--- start ---
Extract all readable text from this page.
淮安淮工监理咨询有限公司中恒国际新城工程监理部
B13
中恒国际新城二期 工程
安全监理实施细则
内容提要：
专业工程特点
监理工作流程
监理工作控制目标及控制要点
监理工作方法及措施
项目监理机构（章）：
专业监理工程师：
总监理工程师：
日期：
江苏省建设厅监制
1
--- end ---
--- start ---
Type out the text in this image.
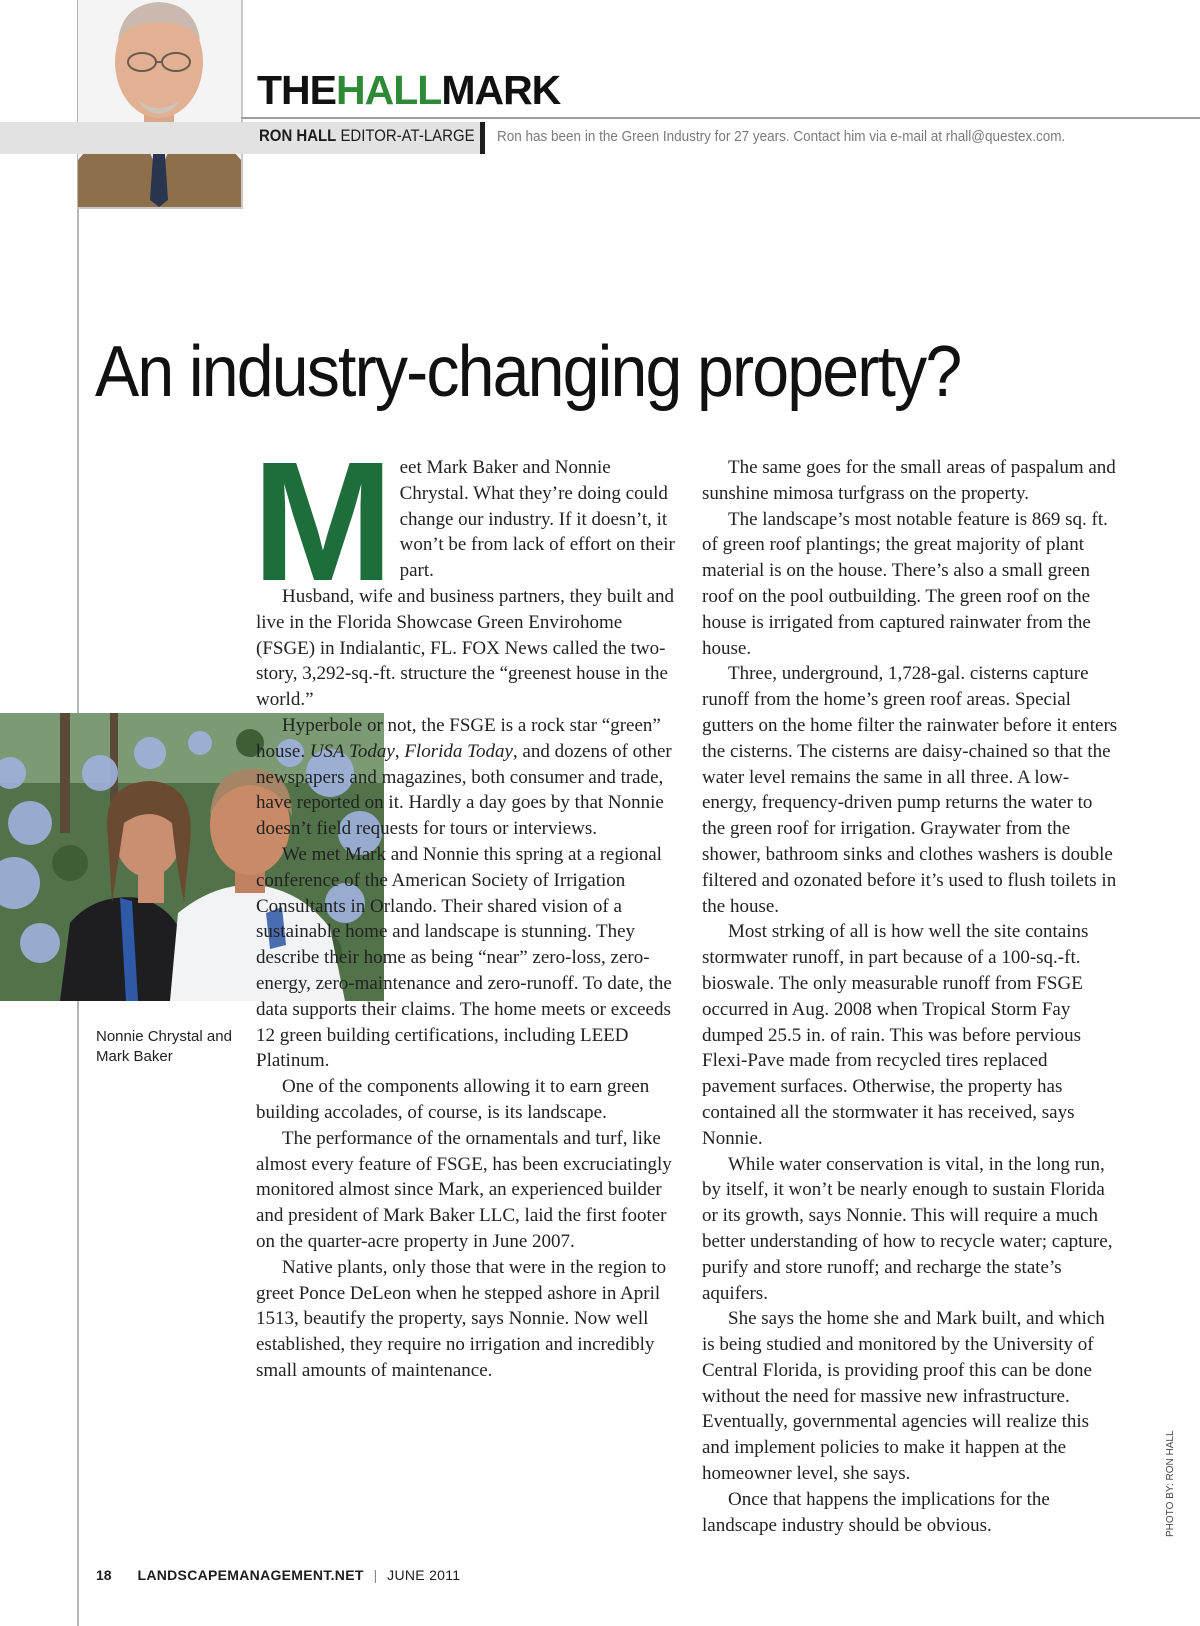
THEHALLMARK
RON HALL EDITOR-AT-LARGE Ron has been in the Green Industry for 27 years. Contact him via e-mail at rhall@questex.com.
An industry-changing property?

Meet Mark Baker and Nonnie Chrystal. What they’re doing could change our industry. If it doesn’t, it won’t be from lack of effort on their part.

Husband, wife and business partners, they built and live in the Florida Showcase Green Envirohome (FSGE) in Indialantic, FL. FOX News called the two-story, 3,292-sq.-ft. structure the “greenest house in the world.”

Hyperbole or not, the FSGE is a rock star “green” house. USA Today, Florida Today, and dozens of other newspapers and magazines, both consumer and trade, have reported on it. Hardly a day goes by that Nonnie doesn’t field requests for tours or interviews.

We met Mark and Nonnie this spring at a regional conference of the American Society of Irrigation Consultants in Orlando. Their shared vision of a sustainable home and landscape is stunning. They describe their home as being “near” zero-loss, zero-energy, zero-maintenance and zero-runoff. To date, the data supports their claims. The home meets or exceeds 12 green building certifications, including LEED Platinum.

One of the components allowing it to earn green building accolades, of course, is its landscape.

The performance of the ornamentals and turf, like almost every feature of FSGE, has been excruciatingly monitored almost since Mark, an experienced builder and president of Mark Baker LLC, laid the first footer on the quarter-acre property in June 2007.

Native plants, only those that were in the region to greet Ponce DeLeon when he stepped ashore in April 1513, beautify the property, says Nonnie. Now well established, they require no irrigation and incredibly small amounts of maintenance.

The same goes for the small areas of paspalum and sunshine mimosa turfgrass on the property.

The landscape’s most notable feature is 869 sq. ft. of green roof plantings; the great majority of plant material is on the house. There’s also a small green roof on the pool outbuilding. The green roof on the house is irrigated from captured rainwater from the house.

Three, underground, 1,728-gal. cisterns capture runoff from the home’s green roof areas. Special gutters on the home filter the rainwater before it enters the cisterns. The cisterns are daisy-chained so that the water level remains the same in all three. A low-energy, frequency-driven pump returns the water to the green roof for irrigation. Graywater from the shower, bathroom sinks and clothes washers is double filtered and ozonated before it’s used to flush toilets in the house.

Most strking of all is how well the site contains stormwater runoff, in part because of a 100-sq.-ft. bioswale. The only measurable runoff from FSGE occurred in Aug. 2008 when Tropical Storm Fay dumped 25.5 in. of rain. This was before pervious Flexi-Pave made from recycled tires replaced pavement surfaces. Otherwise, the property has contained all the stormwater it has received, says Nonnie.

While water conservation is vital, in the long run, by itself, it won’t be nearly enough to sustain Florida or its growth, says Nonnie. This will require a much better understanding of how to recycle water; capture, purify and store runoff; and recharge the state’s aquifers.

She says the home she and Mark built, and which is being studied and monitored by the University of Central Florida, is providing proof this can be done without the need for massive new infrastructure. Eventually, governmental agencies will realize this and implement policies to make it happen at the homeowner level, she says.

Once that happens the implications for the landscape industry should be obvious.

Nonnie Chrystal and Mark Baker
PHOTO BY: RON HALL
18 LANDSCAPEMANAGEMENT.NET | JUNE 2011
--- end ---
--- start ---
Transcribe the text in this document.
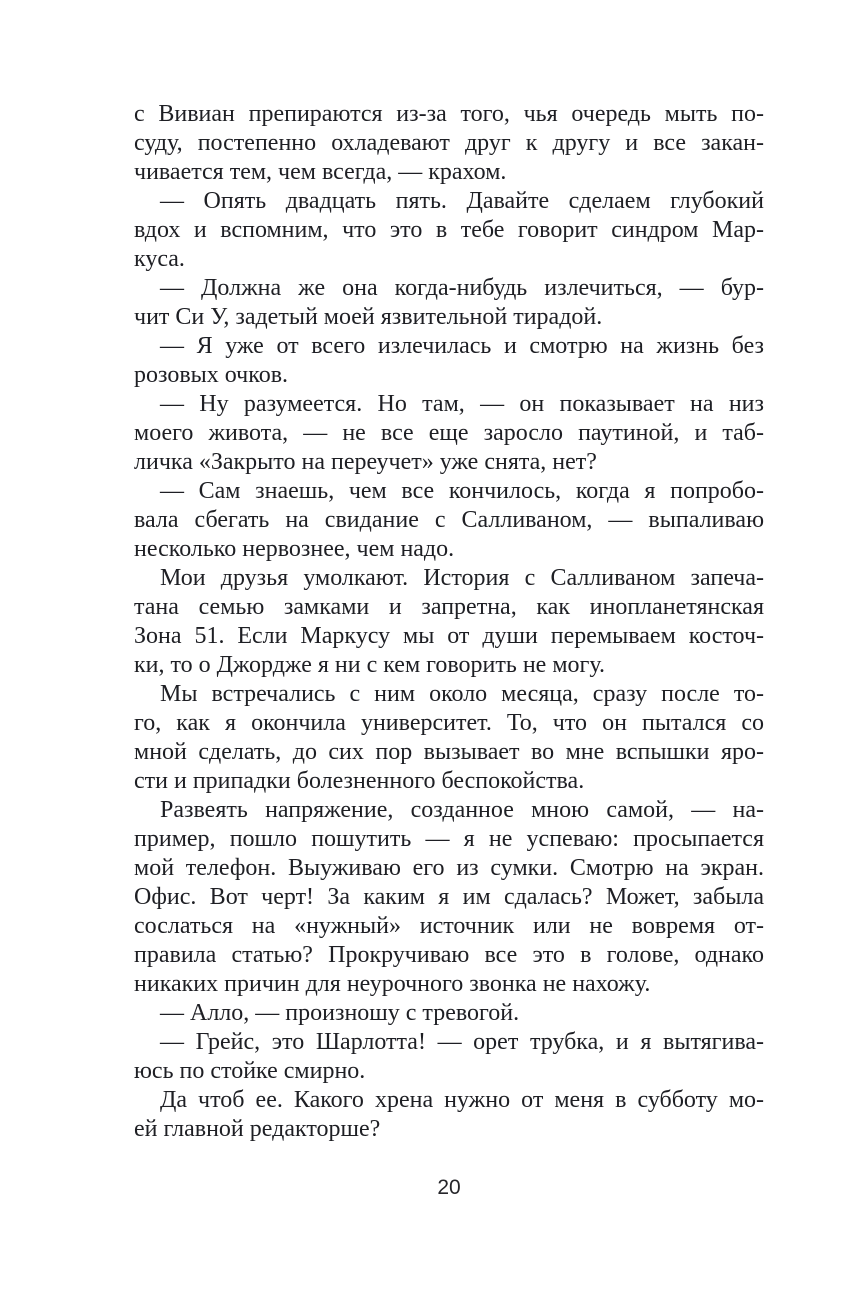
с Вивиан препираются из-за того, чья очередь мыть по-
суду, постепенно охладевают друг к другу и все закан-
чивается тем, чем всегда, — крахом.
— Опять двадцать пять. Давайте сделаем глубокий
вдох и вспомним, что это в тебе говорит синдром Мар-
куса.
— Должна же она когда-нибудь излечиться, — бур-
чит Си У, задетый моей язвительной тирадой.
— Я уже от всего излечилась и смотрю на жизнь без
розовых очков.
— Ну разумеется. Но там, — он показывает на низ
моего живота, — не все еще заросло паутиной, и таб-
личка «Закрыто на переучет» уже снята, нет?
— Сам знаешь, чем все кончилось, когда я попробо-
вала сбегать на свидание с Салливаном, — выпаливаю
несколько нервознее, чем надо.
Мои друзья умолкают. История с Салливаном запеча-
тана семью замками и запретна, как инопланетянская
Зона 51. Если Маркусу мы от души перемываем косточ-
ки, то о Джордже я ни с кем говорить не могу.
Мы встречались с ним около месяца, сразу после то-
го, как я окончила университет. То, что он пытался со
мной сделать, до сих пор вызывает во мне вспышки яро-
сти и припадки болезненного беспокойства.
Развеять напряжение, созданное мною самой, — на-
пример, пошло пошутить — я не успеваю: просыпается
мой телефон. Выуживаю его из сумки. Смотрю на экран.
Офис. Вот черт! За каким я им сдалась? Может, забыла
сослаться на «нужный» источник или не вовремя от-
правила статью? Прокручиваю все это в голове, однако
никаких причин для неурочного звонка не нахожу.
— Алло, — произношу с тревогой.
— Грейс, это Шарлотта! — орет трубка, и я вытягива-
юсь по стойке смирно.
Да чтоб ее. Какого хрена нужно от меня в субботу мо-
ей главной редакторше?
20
--- end ---
(Written problem): Say, as a single number and nothing more, how many lines of the entries contain the word "text".

(Exercise answer): 3